Items from a data source:
---+---

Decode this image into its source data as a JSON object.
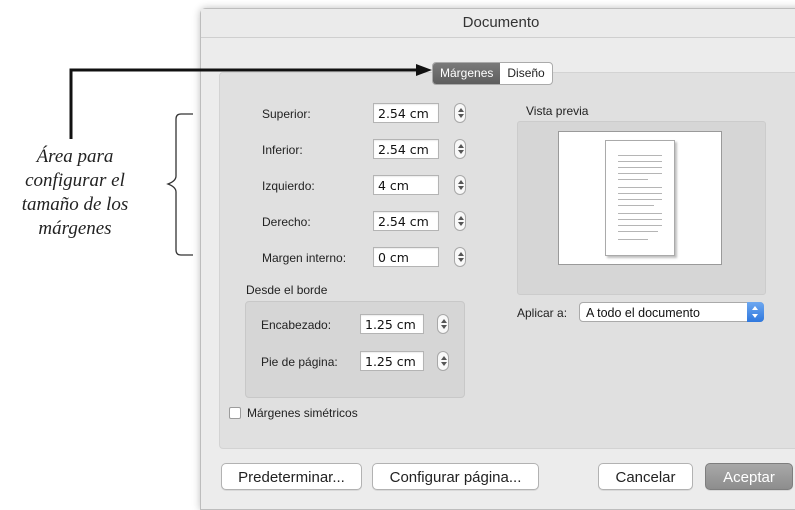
{
  "annotation": {
    "lines": [
      "Área para",
      "configurar el",
      "tamaño de los",
      "márgenes"
    ]
  },
  "dialog": {
    "title": "Documento",
    "tabs": [
      {
        "label": "Márgenes",
        "active": true
      },
      {
        "label": "Diseño",
        "active": false
      }
    ],
    "fields": {
      "superior": {
        "label": "Superior:",
        "value": "2.54 cm"
      },
      "inferior": {
        "label": "Inferior:",
        "value": "2.54 cm"
      },
      "izquierdo": {
        "label": "Izquierdo:",
        "value": "4 cm"
      },
      "derecho": {
        "label": "Derecho:",
        "value": "2.54 cm"
      },
      "margen_interno": {
        "label": "Margen interno:",
        "value": "0 cm"
      }
    },
    "desde_el_borde": {
      "title": "Desde el borde",
      "encabezado": {
        "label": "Encabezado:",
        "value": "1.25 cm"
      },
      "pie": {
        "label": "Pie de página:",
        "value": "1.25 cm"
      }
    },
    "preview": {
      "label": "Vista previa"
    },
    "apply_to": {
      "label": "Aplicar a:",
      "selected": "A todo el documento"
    },
    "mirror_margins": {
      "label": "Márgenes simétricos",
      "checked": false
    },
    "buttons": {
      "default": "Predeterminar...",
      "page_setup": "Configurar página...",
      "cancel": "Cancelar",
      "accept": "Aceptar"
    }
  }
}
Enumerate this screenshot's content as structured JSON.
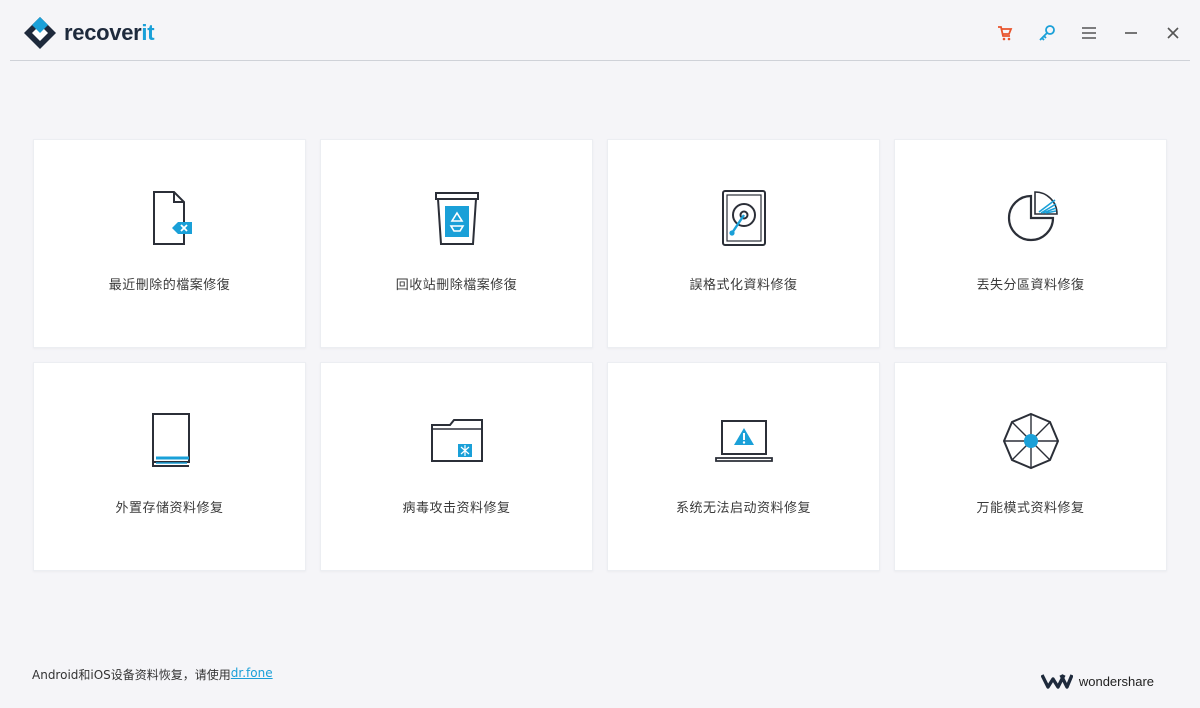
{
  "app": {
    "logo_text_main": "recover",
    "logo_text_accent": "it",
    "icons": [
      "cart-icon",
      "key-icon",
      "menu-icon",
      "minimize-icon",
      "close-icon"
    ],
    "accent_color": "#1aa0d8",
    "cart_color": "#e8542d"
  },
  "cards": [
    {
      "label": "最近刪除的檔案修復",
      "icon": "deleted-file-icon"
    },
    {
      "label": "回收站刪除檔案修復",
      "icon": "recycle-bin-icon"
    },
    {
      "label": "誤格式化資料修復",
      "icon": "hard-drive-icon"
    },
    {
      "label": "丟失分區資料修復",
      "icon": "partition-icon"
    },
    {
      "label": "外置存储资料修复",
      "icon": "external-storage-icon"
    },
    {
      "label": "病毒攻击资料修复",
      "icon": "virus-folder-icon"
    },
    {
      "label": "系统无法启动资料修复",
      "icon": "system-crash-icon"
    },
    {
      "label": "万能模式资料修复",
      "icon": "all-round-icon"
    }
  ],
  "footer": {
    "text": "Android和iOS设备资料恢复，请使用",
    "link": "dr.fone",
    "brand": "wondershare"
  }
}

---+---

* _Requirement_
State the number of lines in these entries where the word "title" occurs, without any other words.

* _Written reply_
2